--- Supplied data ---
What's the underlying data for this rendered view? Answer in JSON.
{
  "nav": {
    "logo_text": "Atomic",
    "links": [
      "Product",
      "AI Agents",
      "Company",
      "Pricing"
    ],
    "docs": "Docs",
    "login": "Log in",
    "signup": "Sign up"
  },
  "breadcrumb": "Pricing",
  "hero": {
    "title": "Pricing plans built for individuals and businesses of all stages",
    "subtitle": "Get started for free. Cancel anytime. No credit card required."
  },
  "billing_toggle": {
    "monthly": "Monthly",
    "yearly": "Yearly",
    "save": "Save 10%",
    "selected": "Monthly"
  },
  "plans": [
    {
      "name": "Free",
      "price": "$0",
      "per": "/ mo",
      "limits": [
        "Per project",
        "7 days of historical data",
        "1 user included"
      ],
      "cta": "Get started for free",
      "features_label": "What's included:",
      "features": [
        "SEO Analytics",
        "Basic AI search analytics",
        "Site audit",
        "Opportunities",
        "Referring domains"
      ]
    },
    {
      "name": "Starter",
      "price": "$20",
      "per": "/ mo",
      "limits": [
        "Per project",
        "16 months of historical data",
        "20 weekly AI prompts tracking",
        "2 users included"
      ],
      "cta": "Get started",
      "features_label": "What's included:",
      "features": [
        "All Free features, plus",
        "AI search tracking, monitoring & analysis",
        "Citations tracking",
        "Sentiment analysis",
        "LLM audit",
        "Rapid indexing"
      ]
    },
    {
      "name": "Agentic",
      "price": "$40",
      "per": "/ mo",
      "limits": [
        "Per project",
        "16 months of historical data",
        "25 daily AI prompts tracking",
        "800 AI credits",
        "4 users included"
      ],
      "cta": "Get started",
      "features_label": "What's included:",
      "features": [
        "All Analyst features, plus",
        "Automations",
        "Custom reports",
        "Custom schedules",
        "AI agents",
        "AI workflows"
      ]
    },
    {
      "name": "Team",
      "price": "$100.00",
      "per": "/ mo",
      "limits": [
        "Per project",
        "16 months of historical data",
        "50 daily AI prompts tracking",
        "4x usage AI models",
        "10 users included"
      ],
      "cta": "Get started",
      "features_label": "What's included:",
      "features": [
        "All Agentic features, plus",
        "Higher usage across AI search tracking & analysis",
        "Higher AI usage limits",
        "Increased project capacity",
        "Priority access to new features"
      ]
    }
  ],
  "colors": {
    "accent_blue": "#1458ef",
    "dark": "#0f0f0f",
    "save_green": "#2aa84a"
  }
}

--- Task details ---
Using the listing above, show every line that includes the string "search".

--- Written response ---
        "Basic AI search analytics",
        "AI search tracking, monitoring & analysis",
        "Higher usage across AI search tracking & analysis",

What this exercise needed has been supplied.